*** Opening TEXT UNDER STUDY ***

Pope Benedict XVI begged forgiveness Friday from victims and promised to "do everything possible" to protect children.
Addressing the clerical abuse scandal from the heart of the Roman Catholic Church, Pope Benedict XVI begged forgiveness Friday from victims and promised to "do everything possible" to protect children at a Mass celebrated by 15,000 priests from around the world.
While symbolic, Benedict's pledge failed to satisfy victims groups who said promises were useless without a clear-cut action plan to root out pedophile priests, expose the bishops who protected them and change the Vatican policies and culture that allowed abuse to continue.
His comments came during a Mass at St. Peter's Square marking the Vatican's Year of the Priest — a year marred by revelations of hundreds of new cases of clerical abuse in Europe, Latin America and elsewhere, as well as cover-ups by bishops and evidence of long-standing Vatican inaction.
It was the first time Benedict had spoken of the crisis from St. Peter's Basilica, the center of the church.
Benedict implied the devil was behind the timing of the scandal, saying the Year of the Priest was supposed to have been a year in celebration of the priesthood and encouragement for new vocations.
"It was to be expected that this new radiance of the priesthood would not be pleasing to the 'enemy'''; he would have rather preferred to see it disappear, so that God would ultimately be driven from the world," Benedict said in his homily, to applause from the gathered priests.

*** Closing TEXT UNDER STUDY ***
*** Opening STUDY MATERIAL ***

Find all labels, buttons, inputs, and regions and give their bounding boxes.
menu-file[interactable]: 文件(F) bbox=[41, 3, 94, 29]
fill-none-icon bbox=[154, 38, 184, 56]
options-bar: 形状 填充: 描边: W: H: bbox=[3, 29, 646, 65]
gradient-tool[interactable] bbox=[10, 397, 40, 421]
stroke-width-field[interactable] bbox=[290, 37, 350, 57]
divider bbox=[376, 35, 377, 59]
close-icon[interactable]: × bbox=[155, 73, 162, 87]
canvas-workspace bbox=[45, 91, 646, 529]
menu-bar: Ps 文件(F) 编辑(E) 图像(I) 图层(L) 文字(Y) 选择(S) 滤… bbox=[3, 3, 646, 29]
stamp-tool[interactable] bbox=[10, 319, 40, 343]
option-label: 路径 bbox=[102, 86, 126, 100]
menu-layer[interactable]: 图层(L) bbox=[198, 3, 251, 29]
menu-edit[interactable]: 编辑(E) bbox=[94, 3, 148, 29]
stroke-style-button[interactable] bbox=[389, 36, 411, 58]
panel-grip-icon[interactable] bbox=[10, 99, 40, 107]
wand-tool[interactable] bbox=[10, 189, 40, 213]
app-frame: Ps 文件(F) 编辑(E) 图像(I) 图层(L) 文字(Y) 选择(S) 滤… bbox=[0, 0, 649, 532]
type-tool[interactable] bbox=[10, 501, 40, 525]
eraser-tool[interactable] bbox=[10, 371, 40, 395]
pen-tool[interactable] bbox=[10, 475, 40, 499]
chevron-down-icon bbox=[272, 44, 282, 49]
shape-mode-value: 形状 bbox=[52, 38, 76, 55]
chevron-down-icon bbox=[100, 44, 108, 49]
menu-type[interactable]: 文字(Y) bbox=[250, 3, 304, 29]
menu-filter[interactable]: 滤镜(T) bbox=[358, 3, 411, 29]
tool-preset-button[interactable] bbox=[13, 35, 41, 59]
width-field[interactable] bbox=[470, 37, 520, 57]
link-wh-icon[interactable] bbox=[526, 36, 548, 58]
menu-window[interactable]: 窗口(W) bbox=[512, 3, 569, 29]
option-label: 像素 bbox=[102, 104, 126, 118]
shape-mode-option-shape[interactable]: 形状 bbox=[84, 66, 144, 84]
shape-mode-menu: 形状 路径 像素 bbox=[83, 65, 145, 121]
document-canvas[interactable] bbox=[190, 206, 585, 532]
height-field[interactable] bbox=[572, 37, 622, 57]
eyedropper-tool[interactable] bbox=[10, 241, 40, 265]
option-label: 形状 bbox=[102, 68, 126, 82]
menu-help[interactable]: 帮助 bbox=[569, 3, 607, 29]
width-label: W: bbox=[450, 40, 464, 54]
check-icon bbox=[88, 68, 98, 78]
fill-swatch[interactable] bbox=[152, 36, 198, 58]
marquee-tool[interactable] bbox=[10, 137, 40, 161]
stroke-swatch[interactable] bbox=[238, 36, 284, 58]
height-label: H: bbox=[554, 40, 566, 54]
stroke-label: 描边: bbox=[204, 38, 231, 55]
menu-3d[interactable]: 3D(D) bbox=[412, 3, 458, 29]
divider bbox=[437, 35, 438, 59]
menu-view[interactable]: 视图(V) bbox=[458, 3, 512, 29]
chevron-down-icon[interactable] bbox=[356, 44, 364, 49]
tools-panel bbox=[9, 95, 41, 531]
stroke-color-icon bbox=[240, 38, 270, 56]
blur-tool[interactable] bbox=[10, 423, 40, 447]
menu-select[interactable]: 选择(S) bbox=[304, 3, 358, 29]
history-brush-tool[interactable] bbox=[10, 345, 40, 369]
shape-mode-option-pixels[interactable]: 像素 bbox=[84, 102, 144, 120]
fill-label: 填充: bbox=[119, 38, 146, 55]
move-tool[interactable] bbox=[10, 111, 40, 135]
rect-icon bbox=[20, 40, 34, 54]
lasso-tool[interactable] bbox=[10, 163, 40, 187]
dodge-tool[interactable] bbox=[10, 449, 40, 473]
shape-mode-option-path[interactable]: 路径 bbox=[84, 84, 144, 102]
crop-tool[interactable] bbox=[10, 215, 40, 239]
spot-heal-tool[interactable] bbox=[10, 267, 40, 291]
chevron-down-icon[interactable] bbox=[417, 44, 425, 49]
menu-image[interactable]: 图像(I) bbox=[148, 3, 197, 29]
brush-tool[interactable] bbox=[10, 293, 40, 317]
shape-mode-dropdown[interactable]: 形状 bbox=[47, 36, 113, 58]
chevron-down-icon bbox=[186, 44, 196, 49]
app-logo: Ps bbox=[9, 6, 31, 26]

*** Closing STUDY MATERIAL ***

WHAT TO WORK ON ▸ In the news report about Pope Benedict XVI, how many priests celebrated the Mass where he begged forgiveness from victims?

OUTPUT FOR THIS EXERCISE ▸ 15,000 priests from around the world.